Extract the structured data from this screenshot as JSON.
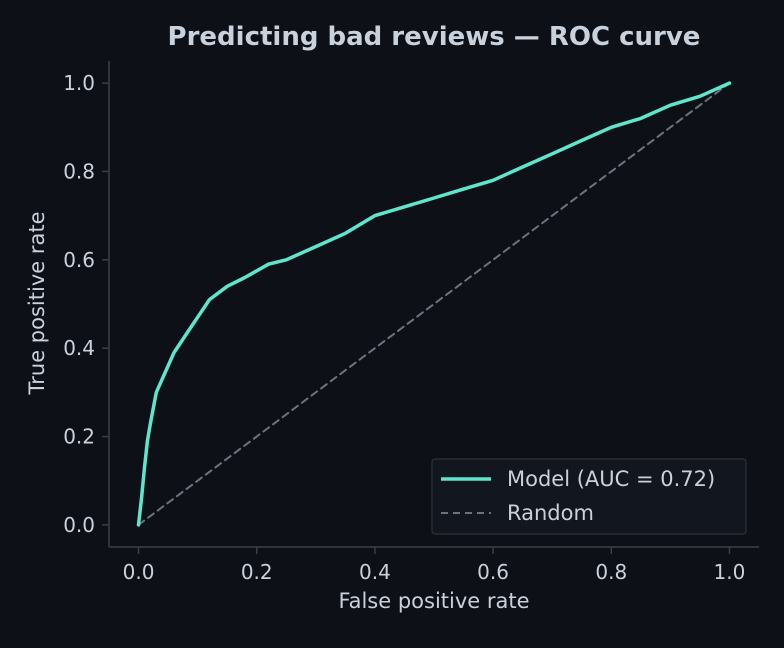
{
  "chart_data": {
    "type": "line",
    "title": "Predicting bad reviews — ROC curve",
    "xlabel": "False positive rate",
    "ylabel": "True positive rate",
    "xlim": [
      -0.05,
      1.05
    ],
    "ylim": [
      -0.05,
      1.05
    ],
    "x_ticks": [
      0.0,
      0.2,
      0.4,
      0.6,
      0.8,
      1.0
    ],
    "y_ticks": [
      0.0,
      0.2,
      0.4,
      0.6,
      0.8,
      1.0
    ],
    "x_tick_labels": [
      "0.0",
      "0.2",
      "0.4",
      "0.6",
      "0.8",
      "1.0"
    ],
    "y_tick_labels": [
      "0.0",
      "0.2",
      "0.4",
      "0.6",
      "0.8",
      "1.0"
    ],
    "grid": false,
    "legend_position": "lower-right",
    "series": [
      {
        "name": "Model (AUC = 0.72)",
        "style": "solid",
        "color": "#5ee6cc",
        "x": [
          0.0,
          0.005,
          0.01,
          0.015,
          0.02,
          0.03,
          0.04,
          0.05,
          0.06,
          0.08,
          0.1,
          0.12,
          0.15,
          0.18,
          0.22,
          0.25,
          0.3,
          0.35,
          0.4,
          0.45,
          0.5,
          0.55,
          0.6,
          0.65,
          0.7,
          0.75,
          0.8,
          0.85,
          0.9,
          0.95,
          1.0
        ],
        "y": [
          0.0,
          0.06,
          0.13,
          0.19,
          0.23,
          0.3,
          0.33,
          0.36,
          0.39,
          0.43,
          0.47,
          0.51,
          0.54,
          0.56,
          0.59,
          0.6,
          0.63,
          0.66,
          0.7,
          0.72,
          0.74,
          0.76,
          0.78,
          0.81,
          0.84,
          0.87,
          0.9,
          0.92,
          0.95,
          0.97,
          1.0
        ]
      },
      {
        "name": "Random",
        "style": "dashed",
        "color": "#6b7280",
        "x": [
          0.0,
          1.0
        ],
        "y": [
          0.0,
          1.0
        ]
      }
    ]
  },
  "colors": {
    "background": "#0d1017",
    "text": "#c9d1dc",
    "axis": "#3a3f4a",
    "legend_bg": "#12161f",
    "legend_border": "#2d323c"
  }
}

Brief — Reproduce all of the material above word for word. Omit the pictures.

Result —
Extract the structured data from this screenshot as JSON.
{
  "chart_data": {
    "type": "line",
    "title": "Predicting bad reviews — ROC curve",
    "xlabel": "False positive rate",
    "ylabel": "True positive rate",
    "xlim": [
      -0.05,
      1.05
    ],
    "ylim": [
      -0.05,
      1.05
    ],
    "x_ticks": [
      0.0,
      0.2,
      0.4,
      0.6,
      0.8,
      1.0
    ],
    "y_ticks": [
      0.0,
      0.2,
      0.4,
      0.6,
      0.8,
      1.0
    ],
    "x_tick_labels": [
      "0.0",
      "0.2",
      "0.4",
      "0.6",
      "0.8",
      "1.0"
    ],
    "y_tick_labels": [
      "0.0",
      "0.2",
      "0.4",
      "0.6",
      "0.8",
      "1.0"
    ],
    "grid": false,
    "legend_position": "lower-right",
    "series": [
      {
        "name": "Model (AUC = 0.72)",
        "style": "solid",
        "color": "#5ee6cc",
        "x": [
          0.0,
          0.005,
          0.01,
          0.015,
          0.02,
          0.03,
          0.04,
          0.05,
          0.06,
          0.08,
          0.1,
          0.12,
          0.15,
          0.18,
          0.22,
          0.25,
          0.3,
          0.35,
          0.4,
          0.45,
          0.5,
          0.55,
          0.6,
          0.65,
          0.7,
          0.75,
          0.8,
          0.85,
          0.9,
          0.95,
          1.0
        ],
        "y": [
          0.0,
          0.06,
          0.13,
          0.19,
          0.23,
          0.3,
          0.33,
          0.36,
          0.39,
          0.43,
          0.47,
          0.51,
          0.54,
          0.56,
          0.59,
          0.6,
          0.63,
          0.66,
          0.7,
          0.72,
          0.74,
          0.76,
          0.78,
          0.81,
          0.84,
          0.87,
          0.9,
          0.92,
          0.95,
          0.97,
          1.0
        ]
      },
      {
        "name": "Random",
        "style": "dashed",
        "color": "#6b7280",
        "x": [
          0.0,
          1.0
        ],
        "y": [
          0.0,
          1.0
        ]
      }
    ]
  },
  "colors": {
    "background": "#0d1017",
    "text": "#c9d1dc",
    "axis": "#3a3f4a",
    "legend_bg": "#12161f",
    "legend_border": "#2d323c"
  }
}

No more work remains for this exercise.